╭─ QUOTED PASSAGE
A single line buried in SpaceX’s amended S-1 filing is doing more to move Tesla’s stock price than anything Tesla itself has announced in months. The clause, disclosed as SpaceX prepares for what could be the largest IPO in Wall Street history, states that the company “may issue a significant amount of equity in connection with future transactions.” While this may be seen as boilerplate language in S-1 filings, the historical ties between SpaceX and Tesla, and with Elon Musk reportedly discussing a possible merger with close colleagues, investors are interpreting it as something closer to a signal.
The concern among institutional investors like Gary Black, managing director of The Future Fund, pointed directly to the amended filing on X, saying it “strongly suggests more SPCX equity will be issued,” which could potentially be used to acquire Tesla. He estimated such a deal could be 28% dilutive to Tesla shareholders since SpaceX would likely command a significantly higher valuation multiple. Black added that institutional investors he knows hate the idea of a combination because they prefer pure plays over conglomerates, which he said “nearly always gravitate to the lowest common multiple.”
The Tesla and SpaceX merger everyone is talking about is quietly building
The bull case runs the math differently. Tesla influencer and retail shareholder advocate AleXandra Merz pushed back on what she called a widespread misunderstanding of how merger-of-equals deals actually work. Rather than simply splitting the difference between two market caps, a merger exchange ratio is negotiated based on relative fair market values, meaning the lower valued company typically sees its stock reprice upward toward the deal value.
Under her model, SpaceX enters at a $2.5 trillion valuation and Tesla at $1.6 trillion, producing a combined entity worth $4.1 trillion split evenly between both shareholder groups. That implies Tesla’s side of the deal would be valued at $2.05 trillion, a gain of roughly $450 billion from its current market cap. She cited Dow-DuPont and CBS-Viacom as historical examples of how markets reprice both companies toward the announced exchange ratio after a deal is unveiled.
╰─
╭─ INFORMATION SUPPLIED
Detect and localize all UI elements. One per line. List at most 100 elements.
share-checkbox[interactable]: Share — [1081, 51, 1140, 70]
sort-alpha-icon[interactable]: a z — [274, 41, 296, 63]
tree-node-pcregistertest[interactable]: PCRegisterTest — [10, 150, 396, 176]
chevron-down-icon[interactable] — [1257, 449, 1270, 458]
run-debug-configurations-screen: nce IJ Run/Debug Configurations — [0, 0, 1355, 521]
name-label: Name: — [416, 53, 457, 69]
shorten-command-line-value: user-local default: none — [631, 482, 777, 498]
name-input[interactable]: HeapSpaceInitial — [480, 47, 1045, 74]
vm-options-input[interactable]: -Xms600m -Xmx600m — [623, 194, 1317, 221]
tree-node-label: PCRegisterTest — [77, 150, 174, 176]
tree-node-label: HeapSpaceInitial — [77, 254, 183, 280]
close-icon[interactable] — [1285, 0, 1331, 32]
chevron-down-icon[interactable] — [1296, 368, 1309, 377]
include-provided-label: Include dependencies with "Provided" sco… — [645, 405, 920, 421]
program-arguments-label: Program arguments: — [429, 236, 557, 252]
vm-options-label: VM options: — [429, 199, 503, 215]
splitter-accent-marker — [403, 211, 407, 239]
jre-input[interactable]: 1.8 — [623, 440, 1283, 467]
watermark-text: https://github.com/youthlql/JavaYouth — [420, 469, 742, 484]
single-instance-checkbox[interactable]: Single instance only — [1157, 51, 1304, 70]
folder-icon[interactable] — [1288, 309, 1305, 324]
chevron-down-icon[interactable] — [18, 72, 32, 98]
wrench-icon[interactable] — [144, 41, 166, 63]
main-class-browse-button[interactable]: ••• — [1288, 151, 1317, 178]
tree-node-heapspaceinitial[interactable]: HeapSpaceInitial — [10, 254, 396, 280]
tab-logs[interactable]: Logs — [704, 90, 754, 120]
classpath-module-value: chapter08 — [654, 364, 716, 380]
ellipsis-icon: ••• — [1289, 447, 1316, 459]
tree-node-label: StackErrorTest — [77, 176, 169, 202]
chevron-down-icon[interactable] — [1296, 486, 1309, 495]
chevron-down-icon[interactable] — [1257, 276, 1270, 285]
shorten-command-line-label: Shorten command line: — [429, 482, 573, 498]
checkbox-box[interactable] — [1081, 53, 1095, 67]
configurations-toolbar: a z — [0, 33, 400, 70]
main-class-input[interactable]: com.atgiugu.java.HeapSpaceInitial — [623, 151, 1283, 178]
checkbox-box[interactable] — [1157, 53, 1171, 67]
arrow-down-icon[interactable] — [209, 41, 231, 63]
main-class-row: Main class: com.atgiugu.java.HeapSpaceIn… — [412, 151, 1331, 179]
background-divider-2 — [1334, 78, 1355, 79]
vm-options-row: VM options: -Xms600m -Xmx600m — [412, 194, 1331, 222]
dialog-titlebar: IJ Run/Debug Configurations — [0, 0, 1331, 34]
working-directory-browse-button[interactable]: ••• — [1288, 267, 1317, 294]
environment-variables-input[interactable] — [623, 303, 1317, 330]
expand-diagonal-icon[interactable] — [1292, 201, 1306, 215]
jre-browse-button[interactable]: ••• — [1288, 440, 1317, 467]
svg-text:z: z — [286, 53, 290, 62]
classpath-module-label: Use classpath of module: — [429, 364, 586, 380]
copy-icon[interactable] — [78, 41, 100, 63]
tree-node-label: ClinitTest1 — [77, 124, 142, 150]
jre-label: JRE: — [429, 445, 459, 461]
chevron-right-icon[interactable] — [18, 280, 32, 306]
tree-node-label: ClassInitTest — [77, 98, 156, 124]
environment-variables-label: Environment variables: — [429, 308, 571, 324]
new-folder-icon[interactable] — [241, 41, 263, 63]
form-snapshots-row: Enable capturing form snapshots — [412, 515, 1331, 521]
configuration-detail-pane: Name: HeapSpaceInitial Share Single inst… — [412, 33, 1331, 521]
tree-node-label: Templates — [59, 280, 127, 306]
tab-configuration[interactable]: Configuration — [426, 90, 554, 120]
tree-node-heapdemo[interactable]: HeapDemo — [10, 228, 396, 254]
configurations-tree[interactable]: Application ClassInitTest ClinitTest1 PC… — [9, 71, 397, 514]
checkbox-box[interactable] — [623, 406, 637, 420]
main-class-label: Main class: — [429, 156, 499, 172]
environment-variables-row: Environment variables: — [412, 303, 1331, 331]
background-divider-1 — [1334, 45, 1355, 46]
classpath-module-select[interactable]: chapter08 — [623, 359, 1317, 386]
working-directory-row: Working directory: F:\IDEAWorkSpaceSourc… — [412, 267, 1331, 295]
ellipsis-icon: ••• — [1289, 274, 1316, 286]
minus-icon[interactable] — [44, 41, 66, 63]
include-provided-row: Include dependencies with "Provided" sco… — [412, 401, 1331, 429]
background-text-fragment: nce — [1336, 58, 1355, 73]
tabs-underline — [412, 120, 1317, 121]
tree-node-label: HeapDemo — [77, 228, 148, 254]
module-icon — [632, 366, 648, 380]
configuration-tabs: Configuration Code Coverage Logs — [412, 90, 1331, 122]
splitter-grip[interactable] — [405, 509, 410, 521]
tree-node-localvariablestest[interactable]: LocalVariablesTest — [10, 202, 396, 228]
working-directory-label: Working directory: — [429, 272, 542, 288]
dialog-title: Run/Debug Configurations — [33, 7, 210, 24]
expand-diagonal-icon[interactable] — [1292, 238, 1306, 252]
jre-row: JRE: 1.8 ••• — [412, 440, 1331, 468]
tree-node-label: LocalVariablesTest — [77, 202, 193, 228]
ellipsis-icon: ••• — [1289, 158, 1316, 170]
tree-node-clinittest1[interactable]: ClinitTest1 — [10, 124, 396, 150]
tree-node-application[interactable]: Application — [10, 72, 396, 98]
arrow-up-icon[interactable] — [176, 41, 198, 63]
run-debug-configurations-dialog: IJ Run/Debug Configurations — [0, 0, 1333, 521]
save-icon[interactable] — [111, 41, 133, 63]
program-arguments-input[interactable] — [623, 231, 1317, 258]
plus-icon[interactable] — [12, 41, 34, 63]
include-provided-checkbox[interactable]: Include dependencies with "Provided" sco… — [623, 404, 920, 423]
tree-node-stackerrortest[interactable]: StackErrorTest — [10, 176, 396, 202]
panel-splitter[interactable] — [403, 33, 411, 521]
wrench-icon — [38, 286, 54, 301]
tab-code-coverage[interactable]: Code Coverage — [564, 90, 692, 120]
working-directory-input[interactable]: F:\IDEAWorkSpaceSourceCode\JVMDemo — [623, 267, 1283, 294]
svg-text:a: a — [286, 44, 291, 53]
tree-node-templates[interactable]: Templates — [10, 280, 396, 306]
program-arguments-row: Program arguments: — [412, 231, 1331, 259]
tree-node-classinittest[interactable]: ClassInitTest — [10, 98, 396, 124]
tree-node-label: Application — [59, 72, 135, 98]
╰─
_WORK TO COMPLETE_.
#1 From the merger article, extract the passage that begins at the words "The Tesla and" and stops after "the deal value.".
#2 In the merger article, how dilutive to Tesla shareholders did Gary Black estimate a SpaceX acquisition could be?
#3 Proceed with the merger article from the point where it stops.
The records aren't needed for this work.

_SOLVED PROBLEMS_.
#1
The Tesla and SpaceX merger everyone is talking about is quietly building
The bull case runs the math differently. Tesla influencer and retail shareholder advocate AleXandra Merz pushed back on what she called a widespread misunderstanding of how merger-of-equals deals actually work. Rather than simply splitting the difference between two market caps, a merger exchange ratio is negotiated based on relative fair market values, meaning the lower valued company typically sees its stock reprice upward toward the deal value.

#2 About 28% dilutive.

#3
What does a Merger of Equals mean to Elon’s compensation packages?
Well, it changes everything.
Enjoy https://t.co/uekCldyITw pic.twitter.com/kolq1C9qTu
— AleXandra Merz 🇺🇲 (@TeslaBoomerMama) June 1, 2026
The SpaceX S-1 amendments also revealed just how much financial infrastructure already binds the two companies together. As Teslarati has reported, SpaceX purchased $697 million in Tesla Megapacks, $131 million in Cybertrucks, and the two companies have shared supply chain resources, and semiconductor fabrication plans since well before any merger conversation became public. A retail poll by Tesla influencer Sawyer Merritt is finding that 36% of respondents do not plan to buy SpaceX shares at IPO and 15.3% saying their decision depends on the valuation.
Do you plan on buying @SpaceX stock at its IPO?
— Sawyer Merritt (@SawyerMerritt) June 1, 2026
Whether the merger happens or not, the amended filing is seemingly moving markets and sharpened a debate that is no longer theoretical. SpaceX is weeks away from trading publicly, and Tesla shareholders are now watching every word of every filing for clues about what Musk plans to do next.